**EXERCISE AIM:**
Give a verbatim quotation of every record.

* Begin GIVEN INFORMATION *

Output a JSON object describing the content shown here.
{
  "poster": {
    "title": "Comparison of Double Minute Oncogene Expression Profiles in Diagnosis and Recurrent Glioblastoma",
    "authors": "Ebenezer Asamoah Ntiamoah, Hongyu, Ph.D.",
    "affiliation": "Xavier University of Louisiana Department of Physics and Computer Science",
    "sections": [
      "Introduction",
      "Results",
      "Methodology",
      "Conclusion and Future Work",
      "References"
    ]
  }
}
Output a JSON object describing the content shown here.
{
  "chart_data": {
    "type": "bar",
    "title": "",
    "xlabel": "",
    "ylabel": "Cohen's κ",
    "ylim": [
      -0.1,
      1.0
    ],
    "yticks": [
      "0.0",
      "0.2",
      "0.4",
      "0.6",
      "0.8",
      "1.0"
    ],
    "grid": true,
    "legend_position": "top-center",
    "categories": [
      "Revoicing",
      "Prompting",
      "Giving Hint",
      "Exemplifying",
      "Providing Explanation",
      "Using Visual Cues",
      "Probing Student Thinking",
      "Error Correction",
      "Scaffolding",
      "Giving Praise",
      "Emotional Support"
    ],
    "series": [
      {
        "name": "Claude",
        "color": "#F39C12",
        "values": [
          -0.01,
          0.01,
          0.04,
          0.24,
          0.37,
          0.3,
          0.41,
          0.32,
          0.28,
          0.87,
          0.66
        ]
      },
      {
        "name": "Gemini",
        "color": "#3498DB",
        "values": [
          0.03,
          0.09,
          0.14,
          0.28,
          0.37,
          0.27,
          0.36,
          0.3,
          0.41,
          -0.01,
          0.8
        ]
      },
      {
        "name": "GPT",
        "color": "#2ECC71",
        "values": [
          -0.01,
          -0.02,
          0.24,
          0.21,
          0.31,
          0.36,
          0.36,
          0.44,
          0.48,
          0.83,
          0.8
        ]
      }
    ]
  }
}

* End GIVEN INFORMATION *

**FULL ANSWER:**
Output a JSON object describing the content shown here.
{
  "poster": {
    "title": "Comparison of Double Minute Oncogene Expression Profiles in Diagnosis and Recurrent Glioblastoma",
    "authors": "Ebenezer Asamoah Ntiamoah, Hongyu, Ph.D.",
    "affiliation": "Xavier University of Louisiana Department of Physics and Computer Science",
    "sections": [
      "Introduction",
      "Results",
      "Methodology",
      "Conclusion and Future Work",
      "References"
    ]
  }
}
Output a JSON object describing the content shown here.
{
  "chart_data": {
    "type": "bar",
    "title": "",
    "xlabel": "",
    "ylabel": "Cohen's κ",
    "ylim": [
      -0.1,
      1.0
    ],
    "yticks": [
      "0.0",
      "0.2",
      "0.4",
      "0.6",
      "0.8",
      "1.0"
    ],
    "grid": true,
    "legend_position": "top-center",
    "categories": [
      "Revoicing",
      "Prompting",
      "Giving Hint",
      "Exemplifying",
      "Providing Explanation",
      "Using Visual Cues",
      "Probing Student Thinking",
      "Error Correction",
      "Scaffolding",
      "Giving Praise",
      "Emotional Support"
    ],
    "series": [
      {
        "name": "Claude",
        "color": "#F39C12",
        "values": [
          -0.01,
          0.01,
          0.04,
          0.24,
          0.37,
          0.3,
          0.41,
          0.32,
          0.28,
          0.87,
          0.66
        ]
      },
      {
        "name": "Gemini",
        "color": "#3498DB",
        "values": [
          0.03,
          0.09,
          0.14,
          0.28,
          0.37,
          0.27,
          0.36,
          0.3,
          0.41,
          -0.01,
          0.8
        ]
      },
      {
        "name": "GPT",
        "color": "#2ECC71",
        "values": [
          -0.01,
          -0.02,
          0.24,
          0.21,
          0.31,
          0.36,
          0.36,
          0.44,
          0.48,
          0.83,
          0.8
        ]
      }
    ]
  }
}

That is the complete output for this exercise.